start

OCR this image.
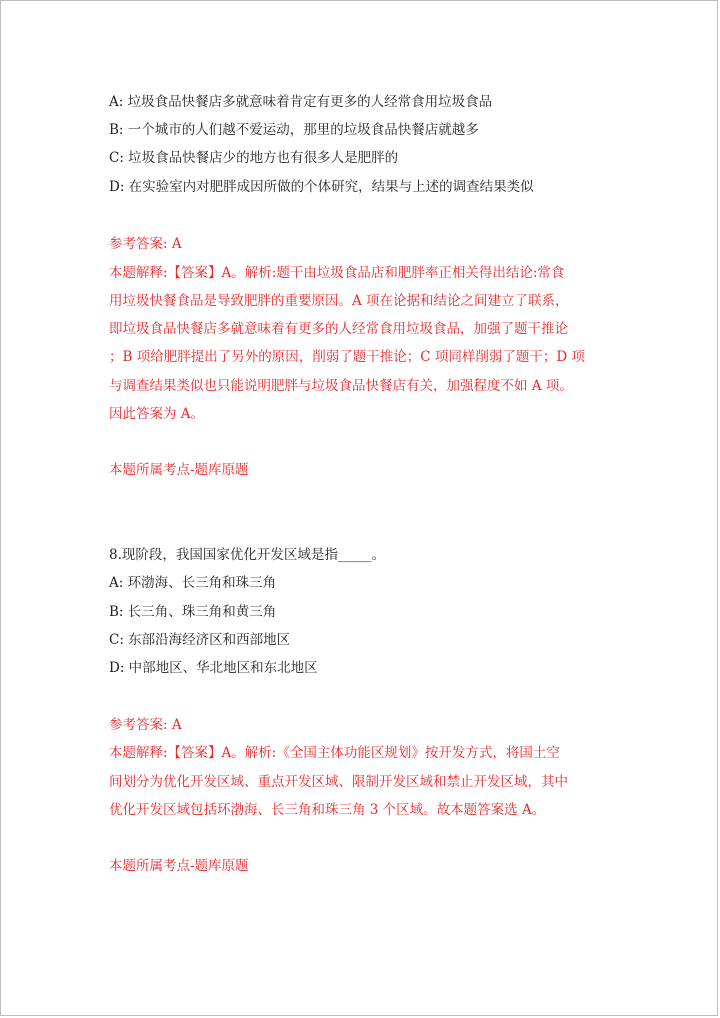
A: 垃圾食品快餐店多就意味着肯定有更多的人经常食用垃圾食品
B: 一个城市的人们越不爱运动，那里的垃圾食品快餐店就越多
C: 垃圾食品快餐店少的地方也有很多人是肥胖的
D: 在实验室内对肥胖成因所做的个体研究，结果与上述的调查结果类似
参考答案: A
本题解释:【答案】A。解析:题干由垃圾食品店和肥胖率正相关得出结论:常食
用垃圾快餐食品是导致肥胖的重要原因。A 项在论据和结论之间建立了联系，
即垃圾食品快餐店多就意味着有更多的人经常食用垃圾食品，加强了题干推论
；B 项给肥胖提出了另外的原因，削弱了题干推论；C 项同样削弱了题干；D 项
与调查结果类似也只能说明肥胖与垃圾食品快餐店有关，加强程度不如 A 项。
因此答案为 A。
本题所属考点-题库原题
8.现阶段，我国国家优化开发区域是指_____。
A: 环渤海、长三角和珠三角
B: 长三角、珠三角和黄三角
C: 东部沿海经济区和西部地区
D: 中部地区、华北地区和东北地区
参考答案: A
本题解释:【答案】A。解析:《全国主体功能区规划》按开发方式，将国土空
间划分为优化开发区域、重点开发区域、限制开发区域和禁止开发区域，其中
优化开发区域包括环渤海、长三角和珠三角 3 个区域。故本题答案选 A。
本题所属考点-题库原题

end

* [Objective] Give the data above again in full and unchanged, skipping the pictures.

* [Solution below]
OCR this image.
A: 垃圾食品快餐店多就意味着肯定有更多的人经常食用垃圾食品
B: 一个城市的人们越不爱运动，那里的垃圾食品快餐店就越多
C: 垃圾食品快餐店少的地方也有很多人是肥胖的
D: 在实验室内对肥胖成因所做的个体研究，结果与上述的调查结果类似
参考答案: A
本题解释:【答案】A。解析:题干由垃圾食品店和肥胖率正相关得出结论:常食
用垃圾快餐食品是导致肥胖的重要原因。A 项在论据和结论之间建立了联系，
即垃圾食品快餐店多就意味着有更多的人经常食用垃圾食品，加强了题干推论
；B 项给肥胖提出了另外的原因，削弱了题干推论；C 项同样削弱了题干；D 项
与调查结果类似也只能说明肥胖与垃圾食品快餐店有关，加强程度不如 A 项。
因此答案为 A。
本题所属考点-题库原题
8.现阶段，我国国家优化开发区域是指_____。
A: 环渤海、长三角和珠三角
B: 长三角、珠三角和黄三角
C: 东部沿海经济区和西部地区
D: 中部地区、华北地区和东北地区
参考答案: A
本题解释:【答案】A。解析:《全国主体功能区规划》按开发方式，将国土空
间划分为优化开发区域、重点开发区域、限制开发区域和禁止开发区域，其中
优化开发区域包括环渤海、长三角和珠三角 3 个区域。故本题答案选 A。
本题所属考点-题库原题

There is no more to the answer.